**Task directions**
Leave the pictures out and copy exactly the lines from the line containing "Convert this chart to structured JSON data." to the line containing "Read all visible content and emit it as JSON.", both lines included.

**Data listing**
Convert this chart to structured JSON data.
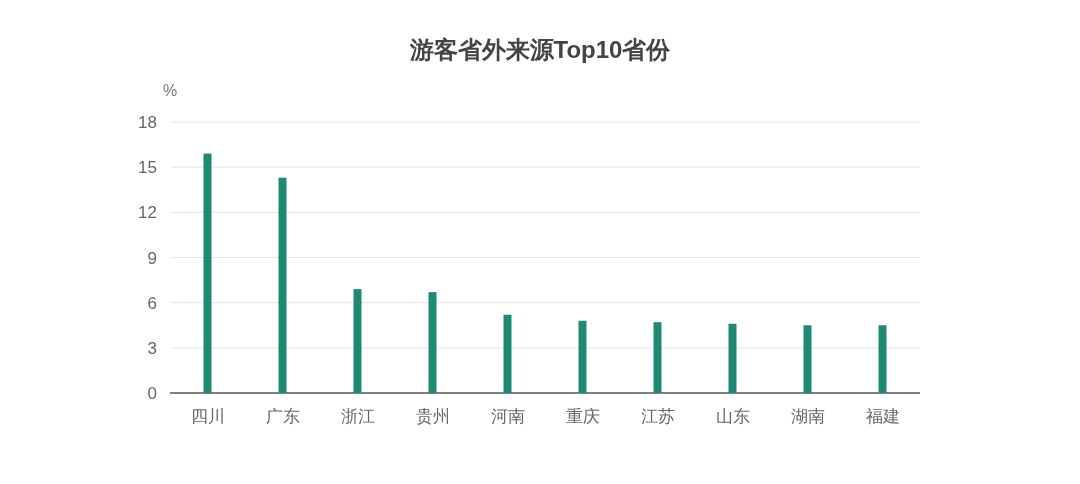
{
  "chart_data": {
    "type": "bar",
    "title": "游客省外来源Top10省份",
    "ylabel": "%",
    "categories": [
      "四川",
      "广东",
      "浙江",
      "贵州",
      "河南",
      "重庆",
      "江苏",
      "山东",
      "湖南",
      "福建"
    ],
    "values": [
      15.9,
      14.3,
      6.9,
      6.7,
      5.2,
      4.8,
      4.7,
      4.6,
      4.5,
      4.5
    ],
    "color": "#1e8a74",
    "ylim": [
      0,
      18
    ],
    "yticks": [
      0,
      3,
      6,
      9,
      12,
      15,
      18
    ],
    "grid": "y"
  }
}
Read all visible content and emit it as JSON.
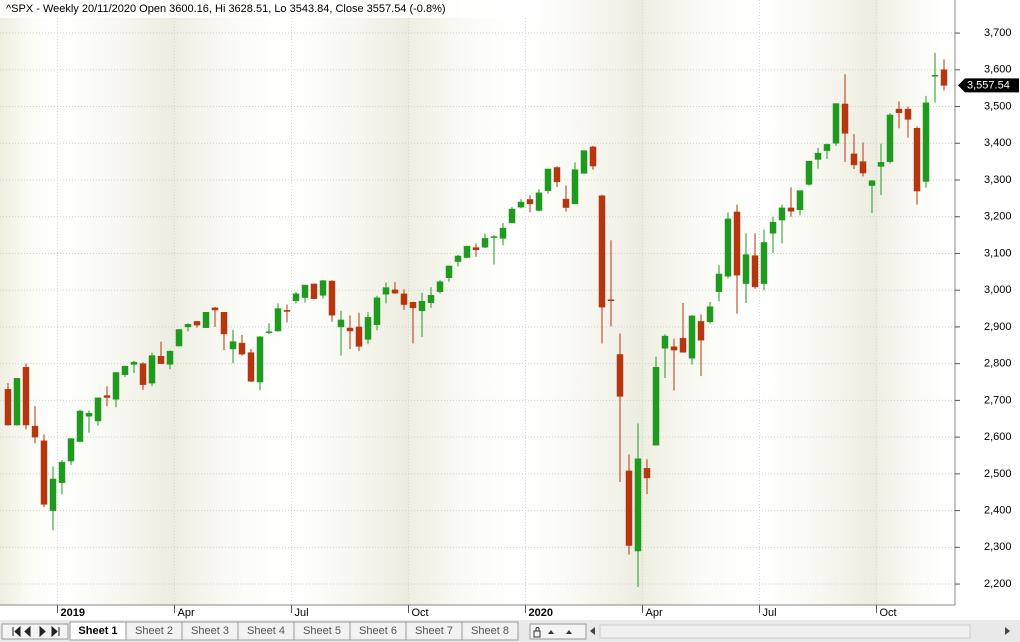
---
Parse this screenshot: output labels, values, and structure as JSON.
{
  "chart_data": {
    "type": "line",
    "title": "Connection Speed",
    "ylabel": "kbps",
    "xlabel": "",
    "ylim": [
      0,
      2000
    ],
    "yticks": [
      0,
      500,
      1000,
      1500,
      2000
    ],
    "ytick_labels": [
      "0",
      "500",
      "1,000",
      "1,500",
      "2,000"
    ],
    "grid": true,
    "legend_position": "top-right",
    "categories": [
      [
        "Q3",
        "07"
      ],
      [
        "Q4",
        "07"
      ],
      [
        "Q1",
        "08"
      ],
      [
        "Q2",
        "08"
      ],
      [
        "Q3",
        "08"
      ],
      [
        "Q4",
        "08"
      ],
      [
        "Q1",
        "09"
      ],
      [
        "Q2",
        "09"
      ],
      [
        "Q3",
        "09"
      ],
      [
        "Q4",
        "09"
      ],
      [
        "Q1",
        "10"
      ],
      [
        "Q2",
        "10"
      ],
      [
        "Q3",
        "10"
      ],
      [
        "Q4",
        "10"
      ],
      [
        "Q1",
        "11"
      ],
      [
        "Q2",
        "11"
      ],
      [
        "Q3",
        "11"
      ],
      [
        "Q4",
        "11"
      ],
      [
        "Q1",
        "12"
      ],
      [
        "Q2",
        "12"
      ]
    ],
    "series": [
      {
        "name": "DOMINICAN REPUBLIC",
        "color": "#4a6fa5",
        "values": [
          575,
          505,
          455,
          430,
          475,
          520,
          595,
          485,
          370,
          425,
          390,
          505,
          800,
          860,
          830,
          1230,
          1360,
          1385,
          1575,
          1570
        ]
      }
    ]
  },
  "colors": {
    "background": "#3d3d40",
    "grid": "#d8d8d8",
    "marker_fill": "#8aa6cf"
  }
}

**Response to this exercise**
Convert this chart to structured JSON data.
{
  "chart_data": {
    "type": "bar",
    "title": "游客省外来源Top10省份",
    "ylabel": "%",
    "categories": [
      "四川",
      "广东",
      "浙江",
      "贵州",
      "河南",
      "重庆",
      "江苏",
      "山东",
      "湖南",
      "福建"
    ],
    "values": [
      15.9,
      14.3,
      6.9,
      6.7,
      5.2,
      4.8,
      4.7,
      4.6,
      4.5,
      4.5
    ],
    "color": "#1e8a74",
    "ylim": [
      0,
      18
    ],
    "yticks": [
      0,
      3,
      6,
      9,
      12,
      15,
      18
    ],
    "grid": "y"
  }
}
Read all visible content and emit it as JSON.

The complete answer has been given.